In autoregressive GR with beam search, the decoder must generate a length‑L SID sequentially, deciding one position per step. Let the beam width be B. At each step, a forward pass over the B candidate sequences dominates the cost, with complexity O(B\cdot H\cdot L^{2}\cdot d) from self‑attention and feed‑forward layers, while beam scoring and pruning are negligible. Because all L positions are decoded in sequence, the overall inference complexity is O(B\cdot H\cdot L^{3}\cdot d). For standard parallel GR, the model predicts all L positions in one shot for each decoding step, so the single-step complexity is O(B\cdot H\cdot L^{2}\cdot d). In contrast, our model can fill multiple groups of tokens in parallel at each step of parallel stage, and completes generation within R=R_{warm}+\frac{L-R_{warm}}{m_{par}} denoising steps, with a time complexity of O(R\cdot B\cdot H\cdot L^{2}\cdot d). Therefore, under the same model size and beam width, our parallel denoising reduces the decoding cost to approximately \frac{R}{L} of that of autoregressive GR.

## 5. Experiments

To comprehensively evaluate MDGR, we design experiments to answer the following questions:

*   •
RQ1 Performance comparison: Does our method achieve better performance than existing discriminative models and generative recommenders?

*   •
RQ2 Efficiency and effectiveness trade-off: Under different inference settings, how does the model balance recommendation quality and inference cost?

*   •
RQ3 Component contribution:  What is the role of each module in the MDGR?

*   •
RQ4 Hyperparameter sensitivity: How do different hyperparameter choices affect recommendation performance?

*   •
RQ5 Online effectiveness: How well does the model perform in online environments?

### 5.1. Experimental Setup

#### 5.1.1. Datasets and Evaluation Metrics.

▶ [Material provided]:
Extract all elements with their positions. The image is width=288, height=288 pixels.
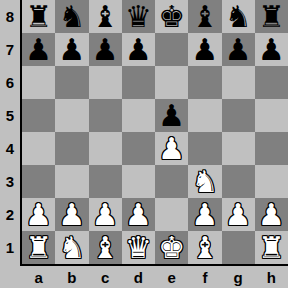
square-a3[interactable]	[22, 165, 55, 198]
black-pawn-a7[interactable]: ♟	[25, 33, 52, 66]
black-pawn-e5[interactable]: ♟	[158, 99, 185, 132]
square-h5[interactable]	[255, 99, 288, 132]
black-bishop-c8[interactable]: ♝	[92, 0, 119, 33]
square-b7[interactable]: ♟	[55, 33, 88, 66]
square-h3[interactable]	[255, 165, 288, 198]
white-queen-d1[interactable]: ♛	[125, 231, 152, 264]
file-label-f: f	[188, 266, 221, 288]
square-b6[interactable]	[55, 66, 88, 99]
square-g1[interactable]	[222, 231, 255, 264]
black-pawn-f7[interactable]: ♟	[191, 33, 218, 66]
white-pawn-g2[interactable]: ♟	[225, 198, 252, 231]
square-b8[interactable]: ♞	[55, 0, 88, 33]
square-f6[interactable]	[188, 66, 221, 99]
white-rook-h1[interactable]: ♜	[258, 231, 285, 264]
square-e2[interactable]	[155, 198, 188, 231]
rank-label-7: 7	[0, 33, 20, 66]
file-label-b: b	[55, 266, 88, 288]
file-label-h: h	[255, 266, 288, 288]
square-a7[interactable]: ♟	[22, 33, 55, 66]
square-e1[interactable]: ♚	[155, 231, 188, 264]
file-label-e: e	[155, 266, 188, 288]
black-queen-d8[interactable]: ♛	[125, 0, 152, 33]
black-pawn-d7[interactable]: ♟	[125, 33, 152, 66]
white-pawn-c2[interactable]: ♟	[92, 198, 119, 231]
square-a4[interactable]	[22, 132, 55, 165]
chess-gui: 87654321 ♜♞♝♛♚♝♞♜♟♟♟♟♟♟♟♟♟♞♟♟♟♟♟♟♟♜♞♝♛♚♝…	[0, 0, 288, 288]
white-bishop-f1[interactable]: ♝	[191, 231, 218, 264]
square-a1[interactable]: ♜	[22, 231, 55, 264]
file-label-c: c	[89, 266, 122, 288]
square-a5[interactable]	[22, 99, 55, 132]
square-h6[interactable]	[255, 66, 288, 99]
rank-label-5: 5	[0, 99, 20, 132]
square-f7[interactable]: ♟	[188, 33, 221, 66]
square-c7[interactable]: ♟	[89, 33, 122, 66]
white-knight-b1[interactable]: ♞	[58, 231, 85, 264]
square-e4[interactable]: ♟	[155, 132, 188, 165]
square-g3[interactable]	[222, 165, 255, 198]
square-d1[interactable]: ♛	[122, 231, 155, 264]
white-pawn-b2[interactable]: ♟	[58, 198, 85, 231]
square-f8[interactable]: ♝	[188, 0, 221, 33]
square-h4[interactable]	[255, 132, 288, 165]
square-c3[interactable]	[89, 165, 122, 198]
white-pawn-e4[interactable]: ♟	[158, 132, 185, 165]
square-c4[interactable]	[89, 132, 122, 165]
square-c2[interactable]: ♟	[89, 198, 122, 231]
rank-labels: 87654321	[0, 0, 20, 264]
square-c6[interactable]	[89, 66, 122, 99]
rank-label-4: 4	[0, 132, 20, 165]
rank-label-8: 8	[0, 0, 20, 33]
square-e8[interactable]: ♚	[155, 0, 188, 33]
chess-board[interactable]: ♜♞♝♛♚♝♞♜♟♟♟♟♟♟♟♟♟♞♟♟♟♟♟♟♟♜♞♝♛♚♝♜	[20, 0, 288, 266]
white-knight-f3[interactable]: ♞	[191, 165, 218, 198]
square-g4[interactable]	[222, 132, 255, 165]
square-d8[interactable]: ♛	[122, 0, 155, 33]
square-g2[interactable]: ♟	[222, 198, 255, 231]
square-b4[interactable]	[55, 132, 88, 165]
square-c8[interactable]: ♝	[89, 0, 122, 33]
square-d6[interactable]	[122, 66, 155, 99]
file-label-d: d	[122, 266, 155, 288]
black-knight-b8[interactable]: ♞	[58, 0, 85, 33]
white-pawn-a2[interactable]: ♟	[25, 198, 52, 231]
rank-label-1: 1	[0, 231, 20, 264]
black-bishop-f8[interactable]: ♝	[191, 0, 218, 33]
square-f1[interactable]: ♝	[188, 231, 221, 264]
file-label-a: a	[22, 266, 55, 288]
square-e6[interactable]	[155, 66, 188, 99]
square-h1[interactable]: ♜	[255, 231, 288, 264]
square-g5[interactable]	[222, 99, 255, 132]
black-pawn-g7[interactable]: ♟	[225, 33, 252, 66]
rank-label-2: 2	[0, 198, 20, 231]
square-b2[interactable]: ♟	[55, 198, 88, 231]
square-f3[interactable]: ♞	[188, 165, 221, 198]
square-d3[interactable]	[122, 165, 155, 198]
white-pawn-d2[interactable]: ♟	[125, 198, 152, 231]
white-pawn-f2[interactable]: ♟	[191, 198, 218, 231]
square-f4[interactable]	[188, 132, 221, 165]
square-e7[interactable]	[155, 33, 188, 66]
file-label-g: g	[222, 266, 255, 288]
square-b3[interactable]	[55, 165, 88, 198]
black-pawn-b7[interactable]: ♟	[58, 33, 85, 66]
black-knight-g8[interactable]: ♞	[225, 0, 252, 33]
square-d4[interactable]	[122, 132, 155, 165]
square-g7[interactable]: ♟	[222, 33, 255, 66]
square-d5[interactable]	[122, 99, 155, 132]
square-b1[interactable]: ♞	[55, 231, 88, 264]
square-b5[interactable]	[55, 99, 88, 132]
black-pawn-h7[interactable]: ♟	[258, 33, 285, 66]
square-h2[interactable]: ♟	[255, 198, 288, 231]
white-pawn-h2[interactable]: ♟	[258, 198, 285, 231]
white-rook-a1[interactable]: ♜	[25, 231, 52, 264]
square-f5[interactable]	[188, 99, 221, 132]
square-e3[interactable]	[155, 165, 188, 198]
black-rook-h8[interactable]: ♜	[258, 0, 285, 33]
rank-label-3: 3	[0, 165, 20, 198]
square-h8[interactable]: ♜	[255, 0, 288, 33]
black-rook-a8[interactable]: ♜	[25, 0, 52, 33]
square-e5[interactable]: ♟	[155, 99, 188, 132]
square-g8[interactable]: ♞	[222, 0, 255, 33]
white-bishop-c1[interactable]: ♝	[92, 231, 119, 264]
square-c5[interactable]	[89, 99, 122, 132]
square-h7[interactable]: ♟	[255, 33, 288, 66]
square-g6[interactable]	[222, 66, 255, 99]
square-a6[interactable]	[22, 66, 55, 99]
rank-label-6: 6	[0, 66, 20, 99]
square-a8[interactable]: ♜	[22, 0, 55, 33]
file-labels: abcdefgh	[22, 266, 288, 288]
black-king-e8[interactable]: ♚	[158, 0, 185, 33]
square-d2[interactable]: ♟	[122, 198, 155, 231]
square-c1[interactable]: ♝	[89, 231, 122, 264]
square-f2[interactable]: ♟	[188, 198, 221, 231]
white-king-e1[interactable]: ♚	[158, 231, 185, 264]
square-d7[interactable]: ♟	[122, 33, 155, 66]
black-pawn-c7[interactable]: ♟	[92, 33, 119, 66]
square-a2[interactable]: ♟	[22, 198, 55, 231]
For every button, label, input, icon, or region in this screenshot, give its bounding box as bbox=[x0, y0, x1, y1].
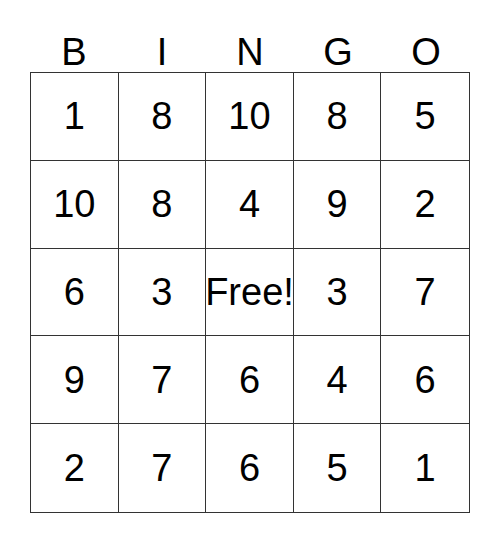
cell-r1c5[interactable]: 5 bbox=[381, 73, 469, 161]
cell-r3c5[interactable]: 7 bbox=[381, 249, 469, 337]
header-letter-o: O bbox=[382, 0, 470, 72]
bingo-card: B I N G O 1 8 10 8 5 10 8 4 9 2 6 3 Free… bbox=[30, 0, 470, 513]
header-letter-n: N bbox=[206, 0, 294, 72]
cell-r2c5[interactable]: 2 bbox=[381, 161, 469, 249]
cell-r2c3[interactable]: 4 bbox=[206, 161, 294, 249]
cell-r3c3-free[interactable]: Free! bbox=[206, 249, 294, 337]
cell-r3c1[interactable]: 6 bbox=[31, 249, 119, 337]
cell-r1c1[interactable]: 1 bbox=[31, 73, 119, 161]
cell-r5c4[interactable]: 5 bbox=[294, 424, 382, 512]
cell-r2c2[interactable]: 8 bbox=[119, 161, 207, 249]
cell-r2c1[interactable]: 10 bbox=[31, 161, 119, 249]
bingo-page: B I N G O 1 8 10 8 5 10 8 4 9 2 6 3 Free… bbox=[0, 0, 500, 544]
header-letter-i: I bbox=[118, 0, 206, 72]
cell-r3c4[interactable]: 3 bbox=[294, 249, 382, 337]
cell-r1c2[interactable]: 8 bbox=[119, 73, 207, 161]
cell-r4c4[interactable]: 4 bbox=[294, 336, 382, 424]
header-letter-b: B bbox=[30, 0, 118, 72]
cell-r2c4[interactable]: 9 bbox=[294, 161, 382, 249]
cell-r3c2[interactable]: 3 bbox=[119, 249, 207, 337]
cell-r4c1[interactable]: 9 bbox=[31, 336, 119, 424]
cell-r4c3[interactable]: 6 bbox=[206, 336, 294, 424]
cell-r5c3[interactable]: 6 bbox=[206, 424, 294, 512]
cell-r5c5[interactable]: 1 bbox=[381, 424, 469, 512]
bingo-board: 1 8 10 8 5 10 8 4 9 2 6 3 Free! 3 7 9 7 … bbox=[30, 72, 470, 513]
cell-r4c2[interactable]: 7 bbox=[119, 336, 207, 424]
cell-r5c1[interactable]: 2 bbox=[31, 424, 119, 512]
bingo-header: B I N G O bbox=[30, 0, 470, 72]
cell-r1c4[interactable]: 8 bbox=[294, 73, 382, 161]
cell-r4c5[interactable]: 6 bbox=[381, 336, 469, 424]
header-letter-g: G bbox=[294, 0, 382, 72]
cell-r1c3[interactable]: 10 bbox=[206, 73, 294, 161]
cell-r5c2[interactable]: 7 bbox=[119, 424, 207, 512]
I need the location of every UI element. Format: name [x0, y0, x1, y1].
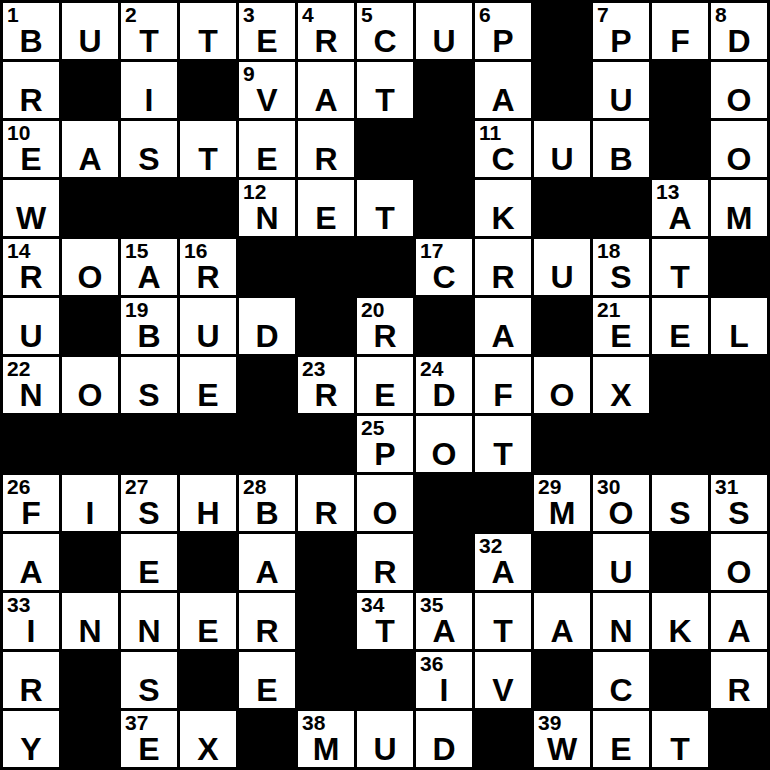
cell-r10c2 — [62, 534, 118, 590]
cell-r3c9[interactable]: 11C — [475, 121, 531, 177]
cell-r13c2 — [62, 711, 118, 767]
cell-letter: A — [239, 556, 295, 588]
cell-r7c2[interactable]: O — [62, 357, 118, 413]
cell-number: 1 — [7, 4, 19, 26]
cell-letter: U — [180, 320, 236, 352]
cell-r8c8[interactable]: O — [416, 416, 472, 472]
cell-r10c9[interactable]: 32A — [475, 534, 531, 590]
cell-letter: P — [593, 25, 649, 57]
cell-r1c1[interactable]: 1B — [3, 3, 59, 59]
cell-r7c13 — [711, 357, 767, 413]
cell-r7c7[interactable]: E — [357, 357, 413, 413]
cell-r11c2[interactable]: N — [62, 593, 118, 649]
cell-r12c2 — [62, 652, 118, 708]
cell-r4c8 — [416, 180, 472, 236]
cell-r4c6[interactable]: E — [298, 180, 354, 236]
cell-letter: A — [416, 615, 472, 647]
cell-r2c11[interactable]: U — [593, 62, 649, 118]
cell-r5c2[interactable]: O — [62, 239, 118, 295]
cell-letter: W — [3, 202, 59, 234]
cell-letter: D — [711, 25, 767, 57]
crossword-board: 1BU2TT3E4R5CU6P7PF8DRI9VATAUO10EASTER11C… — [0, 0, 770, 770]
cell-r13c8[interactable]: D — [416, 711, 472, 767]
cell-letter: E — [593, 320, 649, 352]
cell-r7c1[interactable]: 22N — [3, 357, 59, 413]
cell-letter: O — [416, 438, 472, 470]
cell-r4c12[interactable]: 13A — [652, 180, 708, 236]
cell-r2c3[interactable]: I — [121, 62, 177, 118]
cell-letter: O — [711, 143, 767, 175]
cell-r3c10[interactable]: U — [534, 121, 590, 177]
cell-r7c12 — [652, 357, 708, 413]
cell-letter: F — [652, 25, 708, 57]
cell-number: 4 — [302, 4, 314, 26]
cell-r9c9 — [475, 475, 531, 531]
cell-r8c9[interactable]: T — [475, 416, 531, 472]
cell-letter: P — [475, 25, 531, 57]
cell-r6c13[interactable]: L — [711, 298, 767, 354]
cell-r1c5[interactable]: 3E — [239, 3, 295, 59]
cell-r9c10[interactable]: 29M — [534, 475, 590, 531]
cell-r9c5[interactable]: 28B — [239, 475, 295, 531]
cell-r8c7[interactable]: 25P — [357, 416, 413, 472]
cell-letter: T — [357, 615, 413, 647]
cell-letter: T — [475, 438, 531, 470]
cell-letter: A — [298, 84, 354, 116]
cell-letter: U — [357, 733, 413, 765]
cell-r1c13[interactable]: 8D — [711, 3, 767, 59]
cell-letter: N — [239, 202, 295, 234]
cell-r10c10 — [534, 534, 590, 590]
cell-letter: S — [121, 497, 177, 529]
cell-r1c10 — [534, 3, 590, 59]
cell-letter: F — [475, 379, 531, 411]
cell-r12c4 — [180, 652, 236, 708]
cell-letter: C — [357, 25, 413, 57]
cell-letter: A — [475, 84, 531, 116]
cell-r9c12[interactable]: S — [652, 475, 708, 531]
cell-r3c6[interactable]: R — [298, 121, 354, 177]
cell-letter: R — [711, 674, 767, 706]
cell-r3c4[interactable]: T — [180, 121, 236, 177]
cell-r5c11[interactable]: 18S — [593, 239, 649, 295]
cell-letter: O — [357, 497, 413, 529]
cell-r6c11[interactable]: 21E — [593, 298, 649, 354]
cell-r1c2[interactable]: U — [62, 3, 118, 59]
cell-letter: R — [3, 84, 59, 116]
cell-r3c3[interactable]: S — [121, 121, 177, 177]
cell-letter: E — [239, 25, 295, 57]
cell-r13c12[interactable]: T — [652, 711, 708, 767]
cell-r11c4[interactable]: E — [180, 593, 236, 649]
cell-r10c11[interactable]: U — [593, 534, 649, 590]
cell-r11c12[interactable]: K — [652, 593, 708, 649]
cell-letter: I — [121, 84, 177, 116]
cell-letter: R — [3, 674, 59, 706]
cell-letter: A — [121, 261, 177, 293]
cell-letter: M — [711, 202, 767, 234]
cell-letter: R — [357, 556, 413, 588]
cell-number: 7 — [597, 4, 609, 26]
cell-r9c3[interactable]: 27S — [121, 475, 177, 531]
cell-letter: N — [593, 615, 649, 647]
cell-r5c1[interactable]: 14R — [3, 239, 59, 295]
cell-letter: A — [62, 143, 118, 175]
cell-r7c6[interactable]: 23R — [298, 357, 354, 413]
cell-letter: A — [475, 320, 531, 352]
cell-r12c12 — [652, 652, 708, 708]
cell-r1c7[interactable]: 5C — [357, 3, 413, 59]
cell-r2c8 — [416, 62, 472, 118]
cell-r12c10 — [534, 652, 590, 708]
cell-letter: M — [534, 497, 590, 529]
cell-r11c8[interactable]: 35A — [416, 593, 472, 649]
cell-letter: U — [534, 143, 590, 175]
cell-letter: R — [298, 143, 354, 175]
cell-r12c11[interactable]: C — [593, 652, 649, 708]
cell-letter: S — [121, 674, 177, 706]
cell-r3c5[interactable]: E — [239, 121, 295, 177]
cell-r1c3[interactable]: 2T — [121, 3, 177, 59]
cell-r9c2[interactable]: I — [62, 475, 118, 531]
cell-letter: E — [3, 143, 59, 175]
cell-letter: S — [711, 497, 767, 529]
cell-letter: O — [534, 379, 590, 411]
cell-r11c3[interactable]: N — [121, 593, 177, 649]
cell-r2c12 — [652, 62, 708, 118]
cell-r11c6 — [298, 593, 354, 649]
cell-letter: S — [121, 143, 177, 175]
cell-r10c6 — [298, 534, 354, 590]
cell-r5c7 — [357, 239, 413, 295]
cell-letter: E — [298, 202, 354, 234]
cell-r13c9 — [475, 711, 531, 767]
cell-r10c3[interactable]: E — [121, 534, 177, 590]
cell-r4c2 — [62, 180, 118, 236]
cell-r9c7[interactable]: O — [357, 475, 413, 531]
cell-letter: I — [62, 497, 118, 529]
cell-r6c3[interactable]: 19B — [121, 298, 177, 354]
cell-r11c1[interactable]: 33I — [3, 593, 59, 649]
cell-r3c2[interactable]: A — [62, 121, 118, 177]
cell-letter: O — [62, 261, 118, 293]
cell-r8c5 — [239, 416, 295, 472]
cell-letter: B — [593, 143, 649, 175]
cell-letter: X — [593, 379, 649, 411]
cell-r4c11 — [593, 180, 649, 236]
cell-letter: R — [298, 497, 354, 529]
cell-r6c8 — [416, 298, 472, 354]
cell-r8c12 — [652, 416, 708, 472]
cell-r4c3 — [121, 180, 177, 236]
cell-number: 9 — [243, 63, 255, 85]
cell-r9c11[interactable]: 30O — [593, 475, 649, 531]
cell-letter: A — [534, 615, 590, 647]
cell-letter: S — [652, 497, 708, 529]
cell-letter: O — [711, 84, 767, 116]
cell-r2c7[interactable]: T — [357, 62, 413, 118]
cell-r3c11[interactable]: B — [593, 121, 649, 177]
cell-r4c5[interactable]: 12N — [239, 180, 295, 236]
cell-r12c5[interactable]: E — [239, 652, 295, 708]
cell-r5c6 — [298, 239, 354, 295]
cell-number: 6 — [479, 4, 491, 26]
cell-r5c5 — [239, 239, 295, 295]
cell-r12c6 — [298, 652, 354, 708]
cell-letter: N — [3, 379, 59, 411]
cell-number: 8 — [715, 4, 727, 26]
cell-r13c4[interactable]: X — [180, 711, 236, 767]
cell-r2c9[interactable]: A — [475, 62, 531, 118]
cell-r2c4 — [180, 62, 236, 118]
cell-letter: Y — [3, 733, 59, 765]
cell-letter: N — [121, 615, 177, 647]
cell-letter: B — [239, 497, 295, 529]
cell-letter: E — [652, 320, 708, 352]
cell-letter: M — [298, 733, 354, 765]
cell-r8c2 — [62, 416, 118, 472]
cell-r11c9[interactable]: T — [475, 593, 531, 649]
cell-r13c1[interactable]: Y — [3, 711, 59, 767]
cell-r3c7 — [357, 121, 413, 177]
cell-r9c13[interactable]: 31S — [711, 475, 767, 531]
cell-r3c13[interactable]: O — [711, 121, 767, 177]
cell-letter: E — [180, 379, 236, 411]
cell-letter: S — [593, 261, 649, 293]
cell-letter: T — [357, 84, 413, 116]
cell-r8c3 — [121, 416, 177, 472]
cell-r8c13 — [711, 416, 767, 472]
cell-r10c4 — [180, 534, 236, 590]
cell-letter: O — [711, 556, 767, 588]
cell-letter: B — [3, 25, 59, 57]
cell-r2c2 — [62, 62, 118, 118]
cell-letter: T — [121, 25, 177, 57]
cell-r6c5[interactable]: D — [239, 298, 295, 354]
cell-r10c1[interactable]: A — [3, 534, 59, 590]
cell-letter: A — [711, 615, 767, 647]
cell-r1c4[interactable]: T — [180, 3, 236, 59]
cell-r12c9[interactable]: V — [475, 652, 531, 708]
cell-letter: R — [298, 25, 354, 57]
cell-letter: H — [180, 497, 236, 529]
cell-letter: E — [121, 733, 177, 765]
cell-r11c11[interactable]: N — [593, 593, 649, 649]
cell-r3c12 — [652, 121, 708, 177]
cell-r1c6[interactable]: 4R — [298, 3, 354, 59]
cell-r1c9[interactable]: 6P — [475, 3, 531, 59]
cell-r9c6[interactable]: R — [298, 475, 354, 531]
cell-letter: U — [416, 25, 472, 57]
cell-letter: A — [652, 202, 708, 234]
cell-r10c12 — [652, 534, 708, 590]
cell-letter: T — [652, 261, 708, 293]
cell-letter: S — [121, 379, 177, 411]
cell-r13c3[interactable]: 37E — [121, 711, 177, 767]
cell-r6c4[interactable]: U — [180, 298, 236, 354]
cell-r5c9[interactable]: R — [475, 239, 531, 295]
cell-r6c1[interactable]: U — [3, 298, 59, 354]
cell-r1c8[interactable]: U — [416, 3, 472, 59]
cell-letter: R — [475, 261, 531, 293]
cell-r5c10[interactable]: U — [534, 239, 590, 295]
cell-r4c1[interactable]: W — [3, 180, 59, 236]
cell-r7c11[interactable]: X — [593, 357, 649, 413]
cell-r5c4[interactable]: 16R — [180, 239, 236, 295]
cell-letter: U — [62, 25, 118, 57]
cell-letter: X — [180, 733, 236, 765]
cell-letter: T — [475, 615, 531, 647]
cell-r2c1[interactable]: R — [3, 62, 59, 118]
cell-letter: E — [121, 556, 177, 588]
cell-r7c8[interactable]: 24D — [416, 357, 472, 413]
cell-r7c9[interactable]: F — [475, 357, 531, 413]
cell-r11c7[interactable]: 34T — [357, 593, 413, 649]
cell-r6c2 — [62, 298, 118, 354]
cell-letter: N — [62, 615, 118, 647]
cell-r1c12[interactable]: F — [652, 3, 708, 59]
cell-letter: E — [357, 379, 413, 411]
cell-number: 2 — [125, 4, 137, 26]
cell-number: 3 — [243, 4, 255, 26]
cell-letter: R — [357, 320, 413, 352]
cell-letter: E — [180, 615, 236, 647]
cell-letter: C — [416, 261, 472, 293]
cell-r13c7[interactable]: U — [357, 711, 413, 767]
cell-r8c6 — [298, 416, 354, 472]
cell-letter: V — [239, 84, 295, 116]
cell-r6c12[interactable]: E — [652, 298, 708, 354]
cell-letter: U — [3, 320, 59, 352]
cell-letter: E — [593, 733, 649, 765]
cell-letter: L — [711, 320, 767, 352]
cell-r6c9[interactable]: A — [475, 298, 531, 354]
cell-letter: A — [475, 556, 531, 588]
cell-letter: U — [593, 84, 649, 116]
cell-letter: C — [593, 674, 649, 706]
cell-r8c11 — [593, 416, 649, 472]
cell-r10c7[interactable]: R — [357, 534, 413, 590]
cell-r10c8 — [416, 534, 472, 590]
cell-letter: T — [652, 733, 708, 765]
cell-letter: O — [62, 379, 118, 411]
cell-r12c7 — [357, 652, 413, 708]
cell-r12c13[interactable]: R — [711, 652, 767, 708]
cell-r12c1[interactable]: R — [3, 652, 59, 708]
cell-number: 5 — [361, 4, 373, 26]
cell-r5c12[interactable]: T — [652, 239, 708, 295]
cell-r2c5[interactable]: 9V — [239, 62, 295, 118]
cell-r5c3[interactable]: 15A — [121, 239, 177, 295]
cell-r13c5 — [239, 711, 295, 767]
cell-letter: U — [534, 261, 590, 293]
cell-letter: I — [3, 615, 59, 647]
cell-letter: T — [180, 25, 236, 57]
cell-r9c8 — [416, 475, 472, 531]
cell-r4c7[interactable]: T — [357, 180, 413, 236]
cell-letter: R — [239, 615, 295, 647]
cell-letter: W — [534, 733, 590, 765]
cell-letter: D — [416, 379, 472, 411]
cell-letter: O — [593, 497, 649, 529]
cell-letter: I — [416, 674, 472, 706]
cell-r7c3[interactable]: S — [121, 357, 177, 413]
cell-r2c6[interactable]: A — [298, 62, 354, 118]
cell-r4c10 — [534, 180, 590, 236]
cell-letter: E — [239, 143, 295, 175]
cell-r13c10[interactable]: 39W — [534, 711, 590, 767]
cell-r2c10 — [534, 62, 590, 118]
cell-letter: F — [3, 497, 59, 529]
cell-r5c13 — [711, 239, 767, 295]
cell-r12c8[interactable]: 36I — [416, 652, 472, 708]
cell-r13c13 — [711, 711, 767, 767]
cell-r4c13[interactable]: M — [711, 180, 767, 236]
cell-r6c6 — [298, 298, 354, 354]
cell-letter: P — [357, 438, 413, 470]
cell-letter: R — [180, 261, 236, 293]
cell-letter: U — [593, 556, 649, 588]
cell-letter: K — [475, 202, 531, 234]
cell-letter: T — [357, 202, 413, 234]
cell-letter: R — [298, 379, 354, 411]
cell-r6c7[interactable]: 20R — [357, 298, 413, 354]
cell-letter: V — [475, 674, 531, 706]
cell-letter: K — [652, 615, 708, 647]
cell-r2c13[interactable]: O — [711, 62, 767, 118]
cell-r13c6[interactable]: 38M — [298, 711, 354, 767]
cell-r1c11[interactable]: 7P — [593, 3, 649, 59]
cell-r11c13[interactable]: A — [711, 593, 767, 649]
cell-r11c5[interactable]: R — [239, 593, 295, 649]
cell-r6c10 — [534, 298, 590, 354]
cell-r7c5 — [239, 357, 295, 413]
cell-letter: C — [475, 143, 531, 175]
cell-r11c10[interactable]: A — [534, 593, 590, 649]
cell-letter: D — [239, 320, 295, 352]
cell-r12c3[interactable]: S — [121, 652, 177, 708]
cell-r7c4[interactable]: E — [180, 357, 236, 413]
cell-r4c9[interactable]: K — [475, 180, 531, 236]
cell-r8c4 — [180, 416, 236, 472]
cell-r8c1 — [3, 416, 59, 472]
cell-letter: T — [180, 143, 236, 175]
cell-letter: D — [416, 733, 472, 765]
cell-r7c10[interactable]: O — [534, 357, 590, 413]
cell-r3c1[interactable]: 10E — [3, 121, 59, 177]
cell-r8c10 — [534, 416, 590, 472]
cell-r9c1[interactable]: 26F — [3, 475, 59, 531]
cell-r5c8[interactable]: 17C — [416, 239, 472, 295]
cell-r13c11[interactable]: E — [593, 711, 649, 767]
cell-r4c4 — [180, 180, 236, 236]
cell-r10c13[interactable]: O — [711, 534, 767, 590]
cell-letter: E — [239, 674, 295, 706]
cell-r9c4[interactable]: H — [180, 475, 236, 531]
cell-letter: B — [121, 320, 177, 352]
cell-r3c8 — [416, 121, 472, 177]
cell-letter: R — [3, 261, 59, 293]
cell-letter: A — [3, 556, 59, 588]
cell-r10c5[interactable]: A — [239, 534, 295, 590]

▶ [Exercise brief]: Print the MDGR excerpt word for word, everything from "## 5. Experiments" down to "in the MDGR?". The records have no connection to the MDGR excerpt.

▶ [Answer for this exercise]:
## 5. Experiments

To comprehensively evaluate MDGR, we design experiments to answer the following questions:

*   •
RQ1 Performance comparison: Does our method achieve better performance than existing discriminative models and generative recommenders?

*   •
RQ2 Efficiency and effectiveness trade-off: Under different inference settings, how does the model balance recommendation quality and inference cost?

*   •
RQ3 Component contribution:  What is the role of each module in the MDGR?